____ Data section

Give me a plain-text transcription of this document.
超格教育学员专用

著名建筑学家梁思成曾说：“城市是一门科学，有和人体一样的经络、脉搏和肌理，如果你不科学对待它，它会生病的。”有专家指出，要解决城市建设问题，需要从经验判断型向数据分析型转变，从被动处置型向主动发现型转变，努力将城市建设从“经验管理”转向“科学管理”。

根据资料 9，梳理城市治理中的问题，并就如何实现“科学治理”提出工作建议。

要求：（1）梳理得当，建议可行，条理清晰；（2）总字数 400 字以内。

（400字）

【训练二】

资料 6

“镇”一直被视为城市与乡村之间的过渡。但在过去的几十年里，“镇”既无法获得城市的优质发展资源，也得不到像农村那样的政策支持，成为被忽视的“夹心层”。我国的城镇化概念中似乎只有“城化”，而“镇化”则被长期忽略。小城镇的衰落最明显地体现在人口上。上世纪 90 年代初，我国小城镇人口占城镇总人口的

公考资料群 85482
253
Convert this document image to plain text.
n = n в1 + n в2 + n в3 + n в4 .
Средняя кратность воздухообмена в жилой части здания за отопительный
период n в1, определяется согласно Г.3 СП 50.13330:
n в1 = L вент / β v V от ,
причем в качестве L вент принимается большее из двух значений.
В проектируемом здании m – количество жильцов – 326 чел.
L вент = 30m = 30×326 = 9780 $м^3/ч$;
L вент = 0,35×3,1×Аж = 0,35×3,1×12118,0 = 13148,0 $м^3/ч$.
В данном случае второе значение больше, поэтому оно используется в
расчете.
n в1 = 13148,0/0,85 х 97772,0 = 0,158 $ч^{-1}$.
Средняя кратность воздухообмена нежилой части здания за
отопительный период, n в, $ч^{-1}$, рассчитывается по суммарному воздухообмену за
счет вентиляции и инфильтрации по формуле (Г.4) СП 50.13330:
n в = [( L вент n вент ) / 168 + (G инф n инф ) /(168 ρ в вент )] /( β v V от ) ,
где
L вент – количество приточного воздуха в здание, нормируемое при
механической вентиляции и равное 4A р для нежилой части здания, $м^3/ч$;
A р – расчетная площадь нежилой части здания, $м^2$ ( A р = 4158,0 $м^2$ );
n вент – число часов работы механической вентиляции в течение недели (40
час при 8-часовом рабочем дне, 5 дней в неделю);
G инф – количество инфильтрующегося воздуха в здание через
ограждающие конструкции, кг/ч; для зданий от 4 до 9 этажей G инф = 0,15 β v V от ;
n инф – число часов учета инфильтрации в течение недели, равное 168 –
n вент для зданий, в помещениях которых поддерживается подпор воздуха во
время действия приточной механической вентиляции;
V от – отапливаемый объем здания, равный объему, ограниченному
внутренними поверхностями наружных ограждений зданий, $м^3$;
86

________

* Objective *
Check each line above for "отопительный" and return the ones that have it.

* Complete answer *
Средняя кратность воздухообмена в жилой части здания за отопительный
отопительный период, n в, $ч^{-1}$, рассчитывается по суммарному воздухообмену за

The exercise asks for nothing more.